===== INPUT FOR THIS TASK =====

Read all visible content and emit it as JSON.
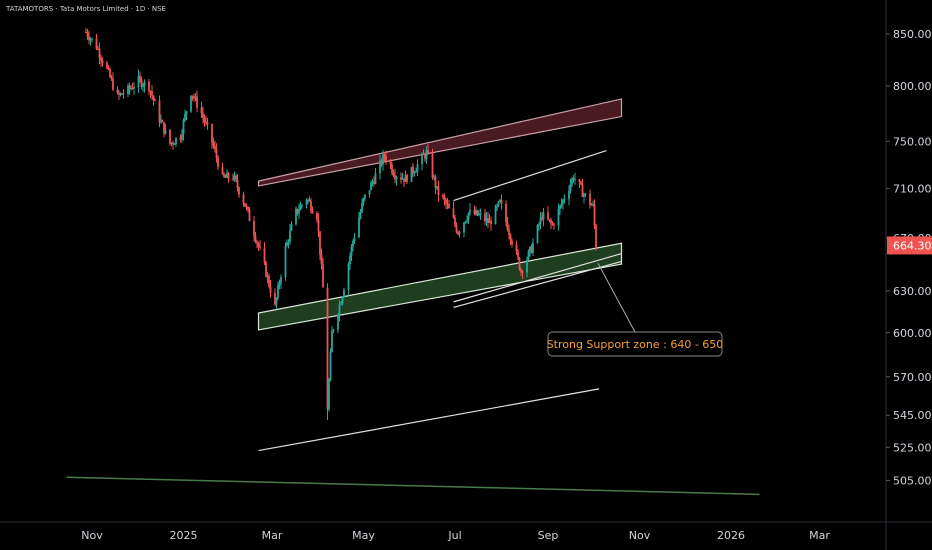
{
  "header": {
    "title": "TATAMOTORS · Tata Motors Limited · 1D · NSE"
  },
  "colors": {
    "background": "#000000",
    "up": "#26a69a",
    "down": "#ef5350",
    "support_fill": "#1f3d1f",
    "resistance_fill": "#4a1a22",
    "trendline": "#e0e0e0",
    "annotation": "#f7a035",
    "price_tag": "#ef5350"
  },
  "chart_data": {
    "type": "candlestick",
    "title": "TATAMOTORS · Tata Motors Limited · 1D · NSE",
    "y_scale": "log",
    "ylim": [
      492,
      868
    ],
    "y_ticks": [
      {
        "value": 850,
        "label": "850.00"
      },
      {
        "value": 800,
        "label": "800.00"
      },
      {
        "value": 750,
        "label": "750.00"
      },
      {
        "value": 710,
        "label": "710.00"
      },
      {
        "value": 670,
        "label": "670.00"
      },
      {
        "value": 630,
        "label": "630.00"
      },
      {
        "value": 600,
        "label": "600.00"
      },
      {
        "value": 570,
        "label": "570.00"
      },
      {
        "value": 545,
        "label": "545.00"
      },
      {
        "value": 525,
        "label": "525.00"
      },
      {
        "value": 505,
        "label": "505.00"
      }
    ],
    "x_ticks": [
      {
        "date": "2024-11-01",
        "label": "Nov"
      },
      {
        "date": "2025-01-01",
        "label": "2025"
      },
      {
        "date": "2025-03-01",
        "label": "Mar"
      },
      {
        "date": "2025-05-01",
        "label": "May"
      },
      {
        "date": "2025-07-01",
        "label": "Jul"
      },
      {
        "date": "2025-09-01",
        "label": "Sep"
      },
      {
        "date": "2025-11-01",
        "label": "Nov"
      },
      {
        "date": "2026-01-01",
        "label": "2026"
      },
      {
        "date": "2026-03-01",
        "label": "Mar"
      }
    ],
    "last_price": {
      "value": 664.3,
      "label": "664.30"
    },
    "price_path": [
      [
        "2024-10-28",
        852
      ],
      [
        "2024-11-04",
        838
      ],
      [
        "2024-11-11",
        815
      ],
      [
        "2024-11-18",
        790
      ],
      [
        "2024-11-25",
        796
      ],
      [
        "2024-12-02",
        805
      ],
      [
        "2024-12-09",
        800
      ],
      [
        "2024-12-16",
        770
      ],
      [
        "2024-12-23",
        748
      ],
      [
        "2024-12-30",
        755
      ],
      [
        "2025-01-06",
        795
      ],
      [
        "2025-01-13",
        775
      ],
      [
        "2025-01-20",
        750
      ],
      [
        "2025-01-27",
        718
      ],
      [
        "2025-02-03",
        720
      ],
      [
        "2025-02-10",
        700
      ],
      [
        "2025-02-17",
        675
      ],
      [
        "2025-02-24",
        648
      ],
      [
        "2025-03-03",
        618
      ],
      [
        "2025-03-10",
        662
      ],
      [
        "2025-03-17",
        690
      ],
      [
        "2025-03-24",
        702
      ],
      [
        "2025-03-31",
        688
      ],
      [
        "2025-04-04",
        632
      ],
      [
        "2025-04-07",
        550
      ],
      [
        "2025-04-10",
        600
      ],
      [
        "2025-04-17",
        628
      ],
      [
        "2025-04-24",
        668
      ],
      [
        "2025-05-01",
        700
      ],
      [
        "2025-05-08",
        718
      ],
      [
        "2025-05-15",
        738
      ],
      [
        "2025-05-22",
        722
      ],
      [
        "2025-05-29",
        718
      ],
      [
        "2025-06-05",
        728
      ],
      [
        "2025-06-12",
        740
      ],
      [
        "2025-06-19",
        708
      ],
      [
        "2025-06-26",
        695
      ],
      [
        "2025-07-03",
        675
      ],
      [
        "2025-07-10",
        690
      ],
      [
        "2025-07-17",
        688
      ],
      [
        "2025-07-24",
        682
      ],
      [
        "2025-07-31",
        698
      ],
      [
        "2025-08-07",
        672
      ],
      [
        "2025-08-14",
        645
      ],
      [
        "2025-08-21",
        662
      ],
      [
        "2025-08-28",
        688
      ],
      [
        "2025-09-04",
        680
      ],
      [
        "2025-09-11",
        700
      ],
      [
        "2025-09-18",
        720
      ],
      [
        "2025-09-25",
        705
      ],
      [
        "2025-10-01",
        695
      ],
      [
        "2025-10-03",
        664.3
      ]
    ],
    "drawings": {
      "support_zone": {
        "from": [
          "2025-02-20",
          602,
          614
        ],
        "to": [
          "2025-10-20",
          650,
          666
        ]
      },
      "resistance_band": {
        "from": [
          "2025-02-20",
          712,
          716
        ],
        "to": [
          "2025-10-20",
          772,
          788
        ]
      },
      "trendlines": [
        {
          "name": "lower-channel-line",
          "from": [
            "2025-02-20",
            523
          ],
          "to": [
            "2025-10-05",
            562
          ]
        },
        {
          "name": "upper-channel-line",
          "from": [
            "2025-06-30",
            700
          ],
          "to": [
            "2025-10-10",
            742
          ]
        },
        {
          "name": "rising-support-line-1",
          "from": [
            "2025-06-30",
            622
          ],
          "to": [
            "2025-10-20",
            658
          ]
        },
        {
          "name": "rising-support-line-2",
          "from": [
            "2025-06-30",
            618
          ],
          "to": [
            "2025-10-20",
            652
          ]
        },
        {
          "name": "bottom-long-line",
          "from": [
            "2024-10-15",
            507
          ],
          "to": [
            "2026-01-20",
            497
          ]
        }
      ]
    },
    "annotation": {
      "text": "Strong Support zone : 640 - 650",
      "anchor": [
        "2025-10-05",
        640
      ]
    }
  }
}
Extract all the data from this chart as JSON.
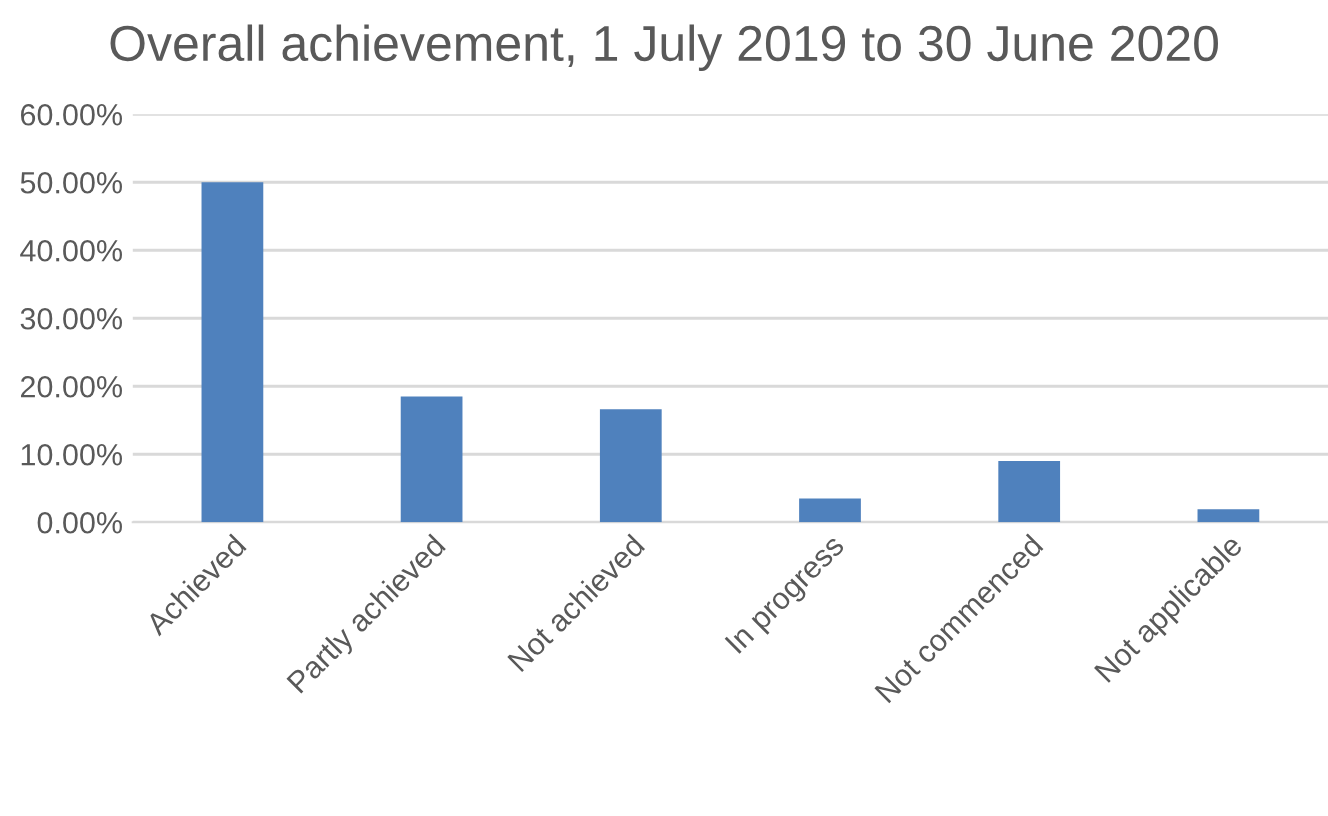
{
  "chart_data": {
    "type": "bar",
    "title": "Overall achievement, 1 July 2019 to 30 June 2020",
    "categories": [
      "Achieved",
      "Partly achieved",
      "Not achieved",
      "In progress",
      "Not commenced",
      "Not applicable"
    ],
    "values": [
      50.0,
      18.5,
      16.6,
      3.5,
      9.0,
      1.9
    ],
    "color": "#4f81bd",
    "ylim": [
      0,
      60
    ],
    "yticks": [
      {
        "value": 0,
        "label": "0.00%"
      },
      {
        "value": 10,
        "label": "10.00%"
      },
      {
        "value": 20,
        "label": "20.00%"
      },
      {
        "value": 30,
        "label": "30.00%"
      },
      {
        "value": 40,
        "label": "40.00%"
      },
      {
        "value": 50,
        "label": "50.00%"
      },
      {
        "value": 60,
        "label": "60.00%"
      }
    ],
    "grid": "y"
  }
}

=====

WHAT TO DO:
Report how many lines in the listing include the word "Tata". Give nothing but the count.

COMPLETE RESPONSE:
2